Figure content listings:

* begin *

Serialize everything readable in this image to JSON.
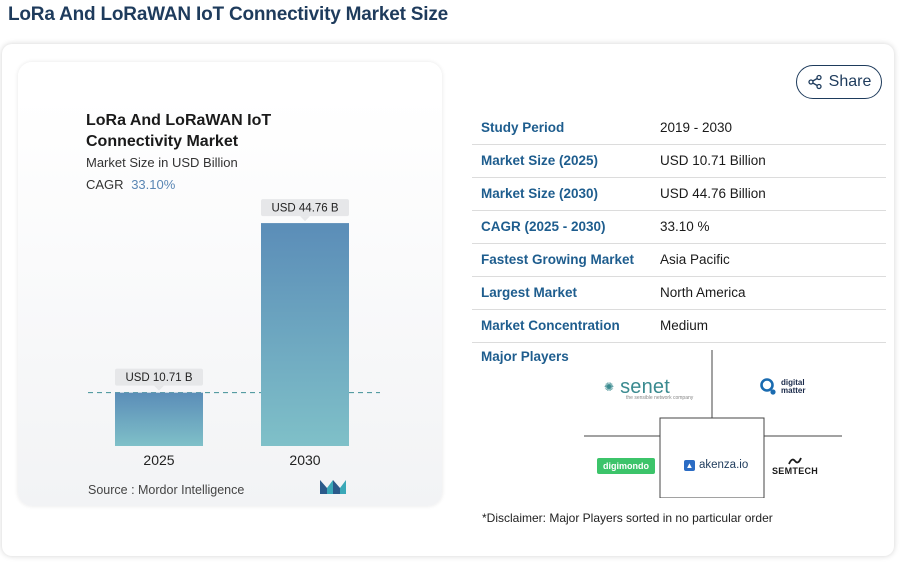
{
  "page": {
    "title": "LoRa And LoRaWAN IoT Connectivity Market Size"
  },
  "chart_card": {
    "title": "LoRa And LoRaWAN IoT Connectivity Market",
    "subtitle": "Market Size in USD Billion",
    "cagr_label": "CAGR",
    "cagr_value": "33.10%",
    "source": "Source :  Mordor Intelligence"
  },
  "chart_data": {
    "type": "bar",
    "title": "LoRa And LoRaWAN IoT Connectivity Market",
    "ylabel": "Market Size in USD Billion",
    "categories": [
      "2025",
      "2030"
    ],
    "values": [
      10.71,
      44.76
    ],
    "value_labels": [
      "USD 10.71 B",
      "USD 44.76 B"
    ],
    "ylim": [
      0,
      50
    ],
    "grid": false,
    "reference_line": 10.71,
    "colors": {
      "bar_top": "#5b8db8",
      "bar_bottom": "#7fc0c8",
      "label_bg": "#e6e7e9"
    }
  },
  "share": {
    "label": "Share"
  },
  "info_table": [
    {
      "label": "Study Period",
      "value": "2019 - 2030"
    },
    {
      "label": "Market Size (2025)",
      "value": "USD 10.71 Billion"
    },
    {
      "label": "Market Size (2030)",
      "value": "USD 44.76 Billion"
    },
    {
      "label": "CAGR (2025 - 2030)",
      "value": "33.10 %"
    },
    {
      "label": "Fastest Growing Market",
      "value": "Asia Pacific"
    },
    {
      "label": "Largest Market",
      "value": "North America"
    },
    {
      "label": "Market Concentration",
      "value": "Medium"
    }
  ],
  "major_players": {
    "label": "Major Players",
    "logos": {
      "senet": "senet",
      "senet_sub": "the sensible network company",
      "digital_matter": [
        "digital",
        "matter"
      ],
      "digimondo": "digimondo",
      "akenza": "akenza.io",
      "semtech": "SEMTECH"
    }
  },
  "disclaimer": "*Disclaimer: Major Players sorted in no particular order",
  "colors": {
    "accent": "#1e3b5c",
    "label_blue": "#1e5d8e",
    "cagr_blue": "#5a86b4"
  }
}
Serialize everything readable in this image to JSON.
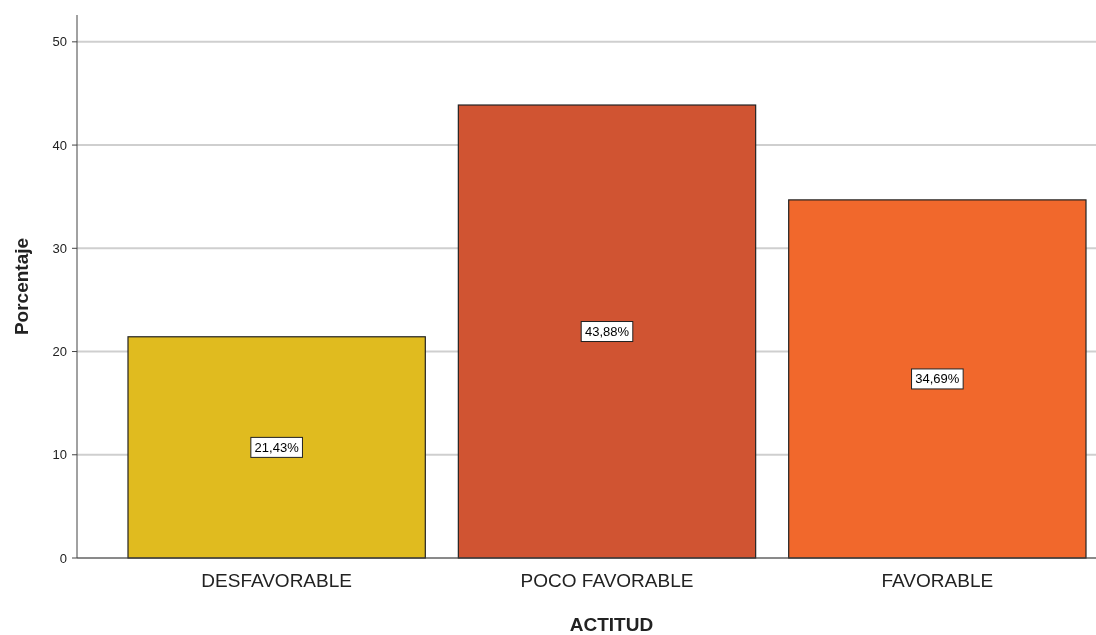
{
  "chart_data": {
    "type": "bar",
    "xlabel": "ACTITUD",
    "ylabel": "Porcentaje",
    "categories": [
      "DESFAVORABLE",
      "POCO FAVORABLE",
      "FAVORABLE"
    ],
    "values": [
      21.43,
      43.88,
      34.69
    ],
    "colors": [
      "#e0bb1f",
      "#d05432",
      "#f1682c"
    ],
    "value_labels": [
      "21,43%",
      "43,88%",
      "34,69%"
    ],
    "ylim": [
      0,
      52.6
    ],
    "yticks": [
      0,
      10,
      20,
      30,
      40,
      50
    ],
    "grid": "y"
  }
}
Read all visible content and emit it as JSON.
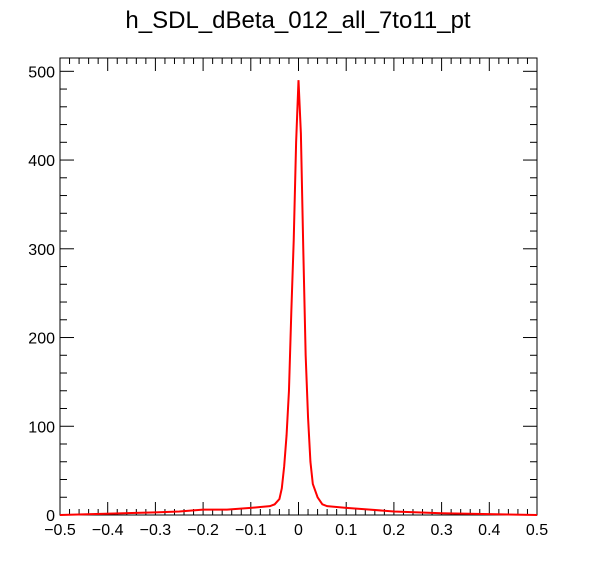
{
  "chart_data": {
    "type": "line",
    "title": "h_SDL_dBeta_012_all_7to11_pt",
    "xlabel": "",
    "ylabel": "",
    "xlim": [
      -0.5,
      0.5
    ],
    "ylim": [
      0,
      515
    ],
    "x_ticks": [
      -0.5,
      -0.4,
      -0.3,
      -0.2,
      -0.1,
      0,
      0.1,
      0.2,
      0.3,
      0.4,
      0.5
    ],
    "x_tick_labels": [
      "−0.5",
      "−0.4",
      "−0.3",
      "−0.2",
      "−0.1",
      "0",
      "0.1",
      "0.2",
      "0.3",
      "0.4",
      "0.5"
    ],
    "y_ticks": [
      0,
      100,
      200,
      300,
      400,
      500
    ],
    "y_tick_labels": [
      "0",
      "100",
      "200",
      "300",
      "400",
      "500"
    ],
    "grid": false,
    "legend": "none",
    "series_color": "#ff0000",
    "series": [
      {
        "x": [
          -0.3,
          -0.25,
          -0.2,
          -0.15,
          -0.1,
          -0.08,
          -0.06,
          -0.05,
          -0.04,
          -0.035,
          -0.03,
          -0.025,
          -0.02,
          -0.015,
          -0.01,
          -0.005,
          0,
          0.005,
          0.01,
          0.015,
          0.02,
          0.025,
          0.03,
          0.04,
          0.05,
          0.06,
          0.08,
          0.1,
          0.15,
          0.2,
          0.25,
          0.3,
          0.4,
          0.5
        ],
        "y": [
          3,
          4,
          6,
          6,
          8,
          9,
          10,
          12,
          18,
          30,
          55,
          90,
          140,
          230,
          310,
          420,
          490,
          430,
          300,
          180,
          110,
          60,
          35,
          20,
          12,
          10,
          9,
          8,
          6,
          4,
          3,
          2,
          1,
          0
        ]
      }
    ]
  }
}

* end *

§ **What you will do**: Output each line exactly; omit every picture.

§ **Written response**:
Serialize everything readable in this image to JSON.
{
  "page": {
    "title": "LoRa And LoRaWAN IoT Connectivity Market Size"
  },
  "chart_card": {
    "title": "LoRa And LoRaWAN IoT Connectivity Market",
    "subtitle": "Market Size in USD Billion",
    "cagr_label": "CAGR",
    "cagr_value": "33.10%",
    "source": "Source :  Mordor Intelligence"
  },
  "chart_data": {
    "type": "bar",
    "title": "LoRa And LoRaWAN IoT Connectivity Market",
    "ylabel": "Market Size in USD Billion",
    "categories": [
      "2025",
      "2030"
    ],
    "values": [
      10.71,
      44.76
    ],
    "value_labels": [
      "USD 10.71 B",
      "USD 44.76 B"
    ],
    "ylim": [
      0,
      50
    ],
    "grid": false,
    "reference_line": 10.71,
    "colors": {
      "bar_top": "#5b8db8",
      "bar_bottom": "#7fc0c8",
      "label_bg": "#e6e7e9"
    }
  },
  "share": {
    "label": "Share"
  },
  "info_table": [
    {
      "label": "Study Period",
      "value": "2019 - 2030"
    },
    {
      "label": "Market Size (2025)",
      "value": "USD 10.71 Billion"
    },
    {
      "label": "Market Size (2030)",
      "value": "USD 44.76 Billion"
    },
    {
      "label": "CAGR (2025 - 2030)",
      "value": "33.10 %"
    },
    {
      "label": "Fastest Growing Market",
      "value": "Asia Pacific"
    },
    {
      "label": "Largest Market",
      "value": "North America"
    },
    {
      "label": "Market Concentration",
      "value": "Medium"
    }
  ],
  "major_players": {
    "label": "Major Players",
    "logos": {
      "senet": "senet",
      "senet_sub": "the sensible network company",
      "digital_matter": [
        "digital",
        "matter"
      ],
      "digimondo": "digimondo",
      "akenza": "akenza.io",
      "semtech": "SEMTECH"
    }
  },
  "disclaimer": "*Disclaimer: Major Players sorted in no particular order",
  "colors": {
    "accent": "#1e3b5c",
    "label_blue": "#1e5d8e",
    "cagr_blue": "#5a86b4"
  }
}
Serialize everything readable in this image to JSON.
{
  "chart_data": {
    "type": "bar",
    "xlabel": "ACTITUD",
    "ylabel": "Porcentaje",
    "categories": [
      "DESFAVORABLE",
      "POCO FAVORABLE",
      "FAVORABLE"
    ],
    "values": [
      21.43,
      43.88,
      34.69
    ],
    "colors": [
      "#e0bb1f",
      "#d05432",
      "#f1682c"
    ],
    "value_labels": [
      "21,43%",
      "43,88%",
      "34,69%"
    ],
    "ylim": [
      0,
      52.6
    ],
    "yticks": [
      0,
      10,
      20,
      30,
      40,
      50
    ],
    "grid": "y"
  }
}
Read all visible content and emit it as JSON.
{
  "chart_data": {
    "type": "line",
    "title": "h_SDL_dBeta_012_all_7to11_pt",
    "xlabel": "",
    "ylabel": "",
    "xlim": [
      -0.5,
      0.5
    ],
    "ylim": [
      0,
      515
    ],
    "x_ticks": [
      -0.5,
      -0.4,
      -0.3,
      -0.2,
      -0.1,
      0,
      0.1,
      0.2,
      0.3,
      0.4,
      0.5
    ],
    "x_tick_labels": [
      "−0.5",
      "−0.4",
      "−0.3",
      "−0.2",
      "−0.1",
      "0",
      "0.1",
      "0.2",
      "0.3",
      "0.4",
      "0.5"
    ],
    "y_ticks": [
      0,
      100,
      200,
      300,
      400,
      500
    ],
    "y_tick_labels": [
      "0",
      "100",
      "200",
      "300",
      "400",
      "500"
    ],
    "grid": false,
    "legend": "none",
    "series_color": "#ff0000",
    "series": [
      {
        "x": [
          -0.3,
          -0.25,
          -0.2,
          -0.15,
          -0.1,
          -0.08,
          -0.06,
          -0.05,
          -0.04,
          -0.035,
          -0.03,
          -0.025,
          -0.02,
          -0.015,
          -0.01,
          -0.005,
          0,
          0.005,
          0.01,
          0.015,
          0.02,
          0.025,
          0.03,
          0.04,
          0.05,
          0.06,
          0.08,
          0.1,
          0.15,
          0.2,
          0.25,
          0.3,
          0.4,
          0.5
        ],
        "y": [
          3,
          4,
          6,
          6,
          8,
          9,
          10,
          12,
          18,
          30,
          55,
          90,
          140,
          230,
          310,
          420,
          490,
          430,
          300,
          180,
          110,
          60,
          35,
          20,
          12,
          10,
          9,
          8,
          6,
          4,
          3,
          2,
          1,
          0
        ]
      }
    ]
  }
}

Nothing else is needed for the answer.